→ STATED GOAL:
Could you reproduce, word for word, the lines starting at the very first line below and ending at the line that contains "series-line <box>161 384 1090 541</box>", with both of those included?

→ INPUT MATERIAL:
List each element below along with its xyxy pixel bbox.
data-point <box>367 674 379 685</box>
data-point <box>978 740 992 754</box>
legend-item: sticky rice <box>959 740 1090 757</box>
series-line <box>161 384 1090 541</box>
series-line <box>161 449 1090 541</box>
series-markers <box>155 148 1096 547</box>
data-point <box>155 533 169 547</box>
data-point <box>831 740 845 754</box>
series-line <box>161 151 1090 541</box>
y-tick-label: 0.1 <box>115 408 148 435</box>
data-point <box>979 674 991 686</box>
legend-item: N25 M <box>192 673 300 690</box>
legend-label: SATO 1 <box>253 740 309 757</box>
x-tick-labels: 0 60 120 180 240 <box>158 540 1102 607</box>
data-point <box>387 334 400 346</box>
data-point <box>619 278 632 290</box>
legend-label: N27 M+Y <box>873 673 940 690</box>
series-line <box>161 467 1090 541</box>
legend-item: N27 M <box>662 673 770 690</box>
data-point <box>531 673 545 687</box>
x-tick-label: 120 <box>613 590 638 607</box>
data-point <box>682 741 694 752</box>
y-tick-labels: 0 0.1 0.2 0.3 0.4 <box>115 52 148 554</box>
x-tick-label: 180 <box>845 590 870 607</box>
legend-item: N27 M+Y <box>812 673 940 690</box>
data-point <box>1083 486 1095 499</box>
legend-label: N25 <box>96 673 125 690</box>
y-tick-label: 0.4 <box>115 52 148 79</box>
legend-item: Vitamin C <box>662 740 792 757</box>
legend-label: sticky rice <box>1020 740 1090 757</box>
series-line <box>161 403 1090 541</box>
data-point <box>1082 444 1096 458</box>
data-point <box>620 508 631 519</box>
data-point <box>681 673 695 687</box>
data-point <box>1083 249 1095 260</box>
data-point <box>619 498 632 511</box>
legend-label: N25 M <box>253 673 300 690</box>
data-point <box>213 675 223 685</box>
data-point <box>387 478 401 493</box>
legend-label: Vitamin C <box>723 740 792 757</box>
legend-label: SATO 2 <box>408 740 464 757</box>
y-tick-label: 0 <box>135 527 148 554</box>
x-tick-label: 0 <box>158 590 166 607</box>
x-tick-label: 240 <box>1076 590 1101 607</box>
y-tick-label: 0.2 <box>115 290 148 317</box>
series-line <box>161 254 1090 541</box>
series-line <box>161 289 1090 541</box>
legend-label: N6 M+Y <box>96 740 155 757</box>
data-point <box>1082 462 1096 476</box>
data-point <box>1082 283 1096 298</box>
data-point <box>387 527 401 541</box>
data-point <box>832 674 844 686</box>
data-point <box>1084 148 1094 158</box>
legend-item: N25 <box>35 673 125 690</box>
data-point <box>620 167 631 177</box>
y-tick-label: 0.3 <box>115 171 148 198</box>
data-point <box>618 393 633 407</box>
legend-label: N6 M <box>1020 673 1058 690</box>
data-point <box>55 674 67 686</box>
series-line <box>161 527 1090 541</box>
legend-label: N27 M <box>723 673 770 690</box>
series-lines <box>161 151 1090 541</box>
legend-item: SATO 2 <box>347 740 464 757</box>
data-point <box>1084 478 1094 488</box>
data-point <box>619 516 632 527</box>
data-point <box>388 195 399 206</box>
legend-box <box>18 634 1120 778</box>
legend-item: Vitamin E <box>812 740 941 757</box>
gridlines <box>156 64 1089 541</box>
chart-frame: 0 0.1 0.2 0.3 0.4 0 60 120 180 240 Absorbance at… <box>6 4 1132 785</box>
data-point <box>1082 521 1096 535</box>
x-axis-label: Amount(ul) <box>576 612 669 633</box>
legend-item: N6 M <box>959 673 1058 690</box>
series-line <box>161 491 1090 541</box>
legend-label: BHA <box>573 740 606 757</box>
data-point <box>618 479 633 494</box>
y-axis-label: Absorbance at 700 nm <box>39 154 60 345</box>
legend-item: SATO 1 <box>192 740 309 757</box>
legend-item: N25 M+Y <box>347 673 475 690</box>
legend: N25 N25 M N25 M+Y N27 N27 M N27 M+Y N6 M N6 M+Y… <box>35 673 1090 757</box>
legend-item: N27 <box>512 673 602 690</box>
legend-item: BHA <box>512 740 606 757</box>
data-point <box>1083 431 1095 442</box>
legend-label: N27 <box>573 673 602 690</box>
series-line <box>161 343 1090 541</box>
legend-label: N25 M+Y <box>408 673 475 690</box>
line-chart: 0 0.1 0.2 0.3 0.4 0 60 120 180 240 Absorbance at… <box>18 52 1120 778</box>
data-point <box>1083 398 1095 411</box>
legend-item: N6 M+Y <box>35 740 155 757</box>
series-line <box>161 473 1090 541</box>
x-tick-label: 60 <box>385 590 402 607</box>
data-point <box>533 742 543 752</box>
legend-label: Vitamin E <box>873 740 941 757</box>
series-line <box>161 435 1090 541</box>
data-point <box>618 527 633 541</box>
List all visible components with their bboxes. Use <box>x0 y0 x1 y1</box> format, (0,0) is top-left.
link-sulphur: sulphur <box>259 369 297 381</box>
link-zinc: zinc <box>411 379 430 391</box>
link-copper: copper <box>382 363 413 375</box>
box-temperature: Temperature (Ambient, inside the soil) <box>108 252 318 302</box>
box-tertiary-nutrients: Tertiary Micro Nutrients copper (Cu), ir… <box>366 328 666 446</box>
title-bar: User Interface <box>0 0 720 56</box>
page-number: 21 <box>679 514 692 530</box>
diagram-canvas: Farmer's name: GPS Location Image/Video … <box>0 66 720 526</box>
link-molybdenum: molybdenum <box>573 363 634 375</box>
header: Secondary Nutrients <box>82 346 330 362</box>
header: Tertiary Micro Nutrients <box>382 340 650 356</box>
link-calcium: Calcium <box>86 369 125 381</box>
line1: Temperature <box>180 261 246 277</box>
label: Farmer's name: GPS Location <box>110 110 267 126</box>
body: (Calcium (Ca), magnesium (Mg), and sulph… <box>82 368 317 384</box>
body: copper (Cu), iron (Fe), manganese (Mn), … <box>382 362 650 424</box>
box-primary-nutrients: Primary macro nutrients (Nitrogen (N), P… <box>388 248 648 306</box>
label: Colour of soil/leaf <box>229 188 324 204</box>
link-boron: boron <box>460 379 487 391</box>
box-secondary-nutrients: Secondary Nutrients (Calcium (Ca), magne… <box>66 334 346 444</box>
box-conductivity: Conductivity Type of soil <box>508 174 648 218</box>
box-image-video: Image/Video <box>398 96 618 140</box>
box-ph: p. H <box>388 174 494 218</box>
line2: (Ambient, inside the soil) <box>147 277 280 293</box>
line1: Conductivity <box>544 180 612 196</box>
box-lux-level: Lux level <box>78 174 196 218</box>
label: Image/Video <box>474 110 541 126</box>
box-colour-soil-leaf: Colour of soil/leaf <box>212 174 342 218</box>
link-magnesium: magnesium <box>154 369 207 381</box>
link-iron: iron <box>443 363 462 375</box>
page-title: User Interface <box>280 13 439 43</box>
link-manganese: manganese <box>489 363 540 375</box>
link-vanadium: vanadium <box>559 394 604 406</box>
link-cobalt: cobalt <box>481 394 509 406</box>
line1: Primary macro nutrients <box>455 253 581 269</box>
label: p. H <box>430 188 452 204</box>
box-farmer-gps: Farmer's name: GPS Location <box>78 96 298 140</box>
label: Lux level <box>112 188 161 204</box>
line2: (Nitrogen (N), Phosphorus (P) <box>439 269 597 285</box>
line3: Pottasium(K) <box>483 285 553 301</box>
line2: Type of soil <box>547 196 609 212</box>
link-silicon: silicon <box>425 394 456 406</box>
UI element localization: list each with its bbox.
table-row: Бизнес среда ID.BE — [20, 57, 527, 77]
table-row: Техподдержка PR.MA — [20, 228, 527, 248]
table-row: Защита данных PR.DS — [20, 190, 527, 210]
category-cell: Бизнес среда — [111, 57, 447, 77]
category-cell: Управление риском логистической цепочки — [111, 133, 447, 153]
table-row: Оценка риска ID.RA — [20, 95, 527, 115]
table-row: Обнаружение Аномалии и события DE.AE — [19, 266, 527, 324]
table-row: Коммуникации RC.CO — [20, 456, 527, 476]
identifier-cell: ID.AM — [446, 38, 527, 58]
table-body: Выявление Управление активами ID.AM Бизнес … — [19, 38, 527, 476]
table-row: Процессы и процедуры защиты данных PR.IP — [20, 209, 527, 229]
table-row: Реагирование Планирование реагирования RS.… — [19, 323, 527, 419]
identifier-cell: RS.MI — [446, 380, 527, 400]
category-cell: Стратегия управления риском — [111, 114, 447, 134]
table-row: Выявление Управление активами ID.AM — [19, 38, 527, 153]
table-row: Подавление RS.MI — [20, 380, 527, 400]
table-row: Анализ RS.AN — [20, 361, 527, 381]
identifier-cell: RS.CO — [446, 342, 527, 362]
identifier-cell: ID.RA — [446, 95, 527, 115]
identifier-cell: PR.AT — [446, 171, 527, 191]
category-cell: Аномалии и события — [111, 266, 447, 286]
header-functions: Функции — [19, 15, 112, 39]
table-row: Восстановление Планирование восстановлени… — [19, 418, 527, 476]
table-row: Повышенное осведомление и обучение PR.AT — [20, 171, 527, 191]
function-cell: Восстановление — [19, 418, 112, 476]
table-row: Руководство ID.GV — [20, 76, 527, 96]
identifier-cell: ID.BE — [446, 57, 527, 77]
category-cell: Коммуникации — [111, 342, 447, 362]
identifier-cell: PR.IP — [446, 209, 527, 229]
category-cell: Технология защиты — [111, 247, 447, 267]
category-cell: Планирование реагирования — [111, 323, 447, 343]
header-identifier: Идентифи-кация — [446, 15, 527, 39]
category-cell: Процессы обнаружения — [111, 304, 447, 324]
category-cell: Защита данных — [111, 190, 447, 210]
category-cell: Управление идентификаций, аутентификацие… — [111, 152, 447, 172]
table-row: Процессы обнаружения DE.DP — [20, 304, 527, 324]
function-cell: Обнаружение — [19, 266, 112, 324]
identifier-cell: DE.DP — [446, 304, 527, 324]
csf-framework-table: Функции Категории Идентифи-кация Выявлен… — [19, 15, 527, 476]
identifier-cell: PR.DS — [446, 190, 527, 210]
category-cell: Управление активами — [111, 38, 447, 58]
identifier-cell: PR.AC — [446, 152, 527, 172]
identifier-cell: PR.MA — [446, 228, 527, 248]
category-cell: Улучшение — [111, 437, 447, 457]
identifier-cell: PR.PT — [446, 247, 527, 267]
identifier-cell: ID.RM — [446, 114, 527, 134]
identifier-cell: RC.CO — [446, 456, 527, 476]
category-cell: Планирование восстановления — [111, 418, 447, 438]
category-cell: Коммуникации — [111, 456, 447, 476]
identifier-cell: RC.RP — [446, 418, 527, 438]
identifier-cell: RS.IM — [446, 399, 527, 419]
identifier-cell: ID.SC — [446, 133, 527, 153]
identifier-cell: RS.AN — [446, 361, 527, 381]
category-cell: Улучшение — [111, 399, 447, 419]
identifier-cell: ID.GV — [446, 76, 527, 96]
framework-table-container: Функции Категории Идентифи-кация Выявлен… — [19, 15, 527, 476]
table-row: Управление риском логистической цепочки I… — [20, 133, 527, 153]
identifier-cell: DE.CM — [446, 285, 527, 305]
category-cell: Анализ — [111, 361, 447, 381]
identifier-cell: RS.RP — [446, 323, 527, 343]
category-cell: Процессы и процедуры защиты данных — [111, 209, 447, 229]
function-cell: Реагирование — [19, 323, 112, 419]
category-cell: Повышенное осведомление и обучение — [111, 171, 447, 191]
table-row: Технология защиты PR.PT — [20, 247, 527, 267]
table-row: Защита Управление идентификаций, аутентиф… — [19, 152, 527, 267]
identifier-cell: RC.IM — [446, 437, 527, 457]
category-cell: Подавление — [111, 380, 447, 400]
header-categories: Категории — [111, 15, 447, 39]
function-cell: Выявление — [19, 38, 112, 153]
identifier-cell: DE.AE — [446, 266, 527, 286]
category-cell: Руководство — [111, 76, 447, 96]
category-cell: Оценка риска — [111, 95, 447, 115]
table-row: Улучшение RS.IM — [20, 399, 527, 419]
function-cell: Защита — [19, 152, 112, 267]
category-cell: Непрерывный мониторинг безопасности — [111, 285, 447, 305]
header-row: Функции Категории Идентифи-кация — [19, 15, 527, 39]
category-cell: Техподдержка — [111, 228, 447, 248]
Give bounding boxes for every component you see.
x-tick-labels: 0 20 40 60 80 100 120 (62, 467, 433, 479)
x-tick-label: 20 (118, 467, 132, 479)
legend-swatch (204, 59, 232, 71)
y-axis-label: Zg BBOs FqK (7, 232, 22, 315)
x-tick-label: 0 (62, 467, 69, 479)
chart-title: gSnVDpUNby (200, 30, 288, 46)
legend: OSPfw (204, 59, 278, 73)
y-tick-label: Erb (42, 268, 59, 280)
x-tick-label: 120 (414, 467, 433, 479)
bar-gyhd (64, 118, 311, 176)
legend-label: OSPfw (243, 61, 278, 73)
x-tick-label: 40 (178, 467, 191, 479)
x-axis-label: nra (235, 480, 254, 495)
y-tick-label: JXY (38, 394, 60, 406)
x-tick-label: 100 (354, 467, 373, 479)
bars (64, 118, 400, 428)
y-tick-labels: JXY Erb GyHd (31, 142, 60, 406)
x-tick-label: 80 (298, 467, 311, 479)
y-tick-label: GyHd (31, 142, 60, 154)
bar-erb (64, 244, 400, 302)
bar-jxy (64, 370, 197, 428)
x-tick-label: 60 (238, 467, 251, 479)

→ ANSWER BELOW:
List each element below along with its xyxy pixel bbox.
data-point <box>367 674 379 685</box>
data-point <box>978 740 992 754</box>
legend-item: sticky rice <box>959 740 1090 757</box>
series-line <box>161 384 1090 541</box>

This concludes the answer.